• Exercise directions: In the material below, find all lines with the string "usługi" and copy them.

• Exercise inputs:

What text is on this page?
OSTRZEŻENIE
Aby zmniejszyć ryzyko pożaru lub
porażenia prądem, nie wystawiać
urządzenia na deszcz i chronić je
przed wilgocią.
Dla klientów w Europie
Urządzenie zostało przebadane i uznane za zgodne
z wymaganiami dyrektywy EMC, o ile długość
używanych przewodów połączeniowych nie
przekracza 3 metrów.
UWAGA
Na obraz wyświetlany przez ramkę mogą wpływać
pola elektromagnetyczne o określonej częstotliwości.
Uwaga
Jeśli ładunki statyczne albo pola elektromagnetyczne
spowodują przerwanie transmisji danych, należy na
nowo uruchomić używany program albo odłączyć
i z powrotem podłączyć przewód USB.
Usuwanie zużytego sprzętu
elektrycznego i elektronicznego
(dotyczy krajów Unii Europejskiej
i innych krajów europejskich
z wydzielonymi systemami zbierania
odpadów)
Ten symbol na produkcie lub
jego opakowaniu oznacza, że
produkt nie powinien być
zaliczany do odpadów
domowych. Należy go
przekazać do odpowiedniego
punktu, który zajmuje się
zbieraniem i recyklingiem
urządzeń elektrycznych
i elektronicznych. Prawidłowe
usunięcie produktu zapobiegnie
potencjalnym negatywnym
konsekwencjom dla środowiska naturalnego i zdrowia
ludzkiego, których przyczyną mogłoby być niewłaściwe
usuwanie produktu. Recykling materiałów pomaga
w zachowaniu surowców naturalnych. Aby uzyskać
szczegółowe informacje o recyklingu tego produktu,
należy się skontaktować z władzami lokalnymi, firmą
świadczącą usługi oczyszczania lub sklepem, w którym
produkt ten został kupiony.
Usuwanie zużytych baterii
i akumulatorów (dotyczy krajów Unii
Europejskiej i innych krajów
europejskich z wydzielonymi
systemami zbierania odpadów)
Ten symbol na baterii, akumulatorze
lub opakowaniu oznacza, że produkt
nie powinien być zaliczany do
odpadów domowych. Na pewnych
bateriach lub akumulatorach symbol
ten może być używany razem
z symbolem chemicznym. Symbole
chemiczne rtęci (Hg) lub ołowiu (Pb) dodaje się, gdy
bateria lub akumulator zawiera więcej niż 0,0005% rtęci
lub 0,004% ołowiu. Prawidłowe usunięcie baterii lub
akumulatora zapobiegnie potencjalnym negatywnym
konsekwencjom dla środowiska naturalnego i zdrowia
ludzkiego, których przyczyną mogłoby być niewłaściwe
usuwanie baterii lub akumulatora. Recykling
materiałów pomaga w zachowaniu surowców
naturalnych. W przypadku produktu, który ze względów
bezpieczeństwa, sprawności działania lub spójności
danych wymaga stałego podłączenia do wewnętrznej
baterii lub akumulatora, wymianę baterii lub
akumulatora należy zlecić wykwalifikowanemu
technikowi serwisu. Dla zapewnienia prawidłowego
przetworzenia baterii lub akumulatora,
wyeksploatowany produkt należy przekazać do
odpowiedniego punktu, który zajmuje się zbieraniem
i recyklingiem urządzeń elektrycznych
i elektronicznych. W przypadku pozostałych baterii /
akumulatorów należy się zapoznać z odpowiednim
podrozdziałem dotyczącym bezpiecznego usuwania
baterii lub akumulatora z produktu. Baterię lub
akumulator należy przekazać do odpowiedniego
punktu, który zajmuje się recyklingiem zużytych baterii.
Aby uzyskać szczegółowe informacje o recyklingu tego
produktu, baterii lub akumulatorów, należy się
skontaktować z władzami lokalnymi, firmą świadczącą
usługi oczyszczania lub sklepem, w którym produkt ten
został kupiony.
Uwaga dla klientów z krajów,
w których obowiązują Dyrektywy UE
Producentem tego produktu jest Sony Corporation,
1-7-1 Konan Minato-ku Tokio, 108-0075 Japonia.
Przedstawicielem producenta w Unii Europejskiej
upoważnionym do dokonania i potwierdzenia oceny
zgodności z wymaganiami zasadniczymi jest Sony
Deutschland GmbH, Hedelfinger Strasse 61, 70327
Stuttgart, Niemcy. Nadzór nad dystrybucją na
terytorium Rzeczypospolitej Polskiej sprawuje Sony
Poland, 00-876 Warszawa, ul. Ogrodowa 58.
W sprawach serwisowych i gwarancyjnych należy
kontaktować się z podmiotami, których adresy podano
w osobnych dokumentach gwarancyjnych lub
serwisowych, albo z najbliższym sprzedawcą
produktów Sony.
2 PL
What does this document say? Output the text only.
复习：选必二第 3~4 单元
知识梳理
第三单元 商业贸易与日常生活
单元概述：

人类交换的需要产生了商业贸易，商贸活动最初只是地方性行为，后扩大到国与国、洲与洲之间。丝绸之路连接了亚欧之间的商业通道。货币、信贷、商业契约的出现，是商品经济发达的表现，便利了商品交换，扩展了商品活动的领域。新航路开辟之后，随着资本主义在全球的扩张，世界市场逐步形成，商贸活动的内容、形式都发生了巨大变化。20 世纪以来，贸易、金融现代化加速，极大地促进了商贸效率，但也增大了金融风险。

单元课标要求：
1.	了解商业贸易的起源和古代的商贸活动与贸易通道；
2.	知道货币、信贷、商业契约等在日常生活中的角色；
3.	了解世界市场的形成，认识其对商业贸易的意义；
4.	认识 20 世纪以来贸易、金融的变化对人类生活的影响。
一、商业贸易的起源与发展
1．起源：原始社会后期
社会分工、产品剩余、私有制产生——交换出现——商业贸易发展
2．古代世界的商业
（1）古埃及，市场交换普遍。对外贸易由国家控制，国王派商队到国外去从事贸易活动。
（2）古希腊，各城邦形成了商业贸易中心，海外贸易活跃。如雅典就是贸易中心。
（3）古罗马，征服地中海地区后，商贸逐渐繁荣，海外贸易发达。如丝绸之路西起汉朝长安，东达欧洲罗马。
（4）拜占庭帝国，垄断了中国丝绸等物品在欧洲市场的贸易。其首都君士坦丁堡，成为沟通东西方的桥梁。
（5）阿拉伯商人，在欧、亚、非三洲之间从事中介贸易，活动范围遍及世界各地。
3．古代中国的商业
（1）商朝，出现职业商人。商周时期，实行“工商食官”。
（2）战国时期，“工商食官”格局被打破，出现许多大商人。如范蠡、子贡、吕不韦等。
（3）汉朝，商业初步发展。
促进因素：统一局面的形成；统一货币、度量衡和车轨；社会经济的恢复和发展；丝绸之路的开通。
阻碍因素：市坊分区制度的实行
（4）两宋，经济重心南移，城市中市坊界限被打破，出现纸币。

• The reply:
świadczącą usługi oczyszczania lub sklepem, w którym
usługi oczyszczania lub sklepem, w którym produkt ten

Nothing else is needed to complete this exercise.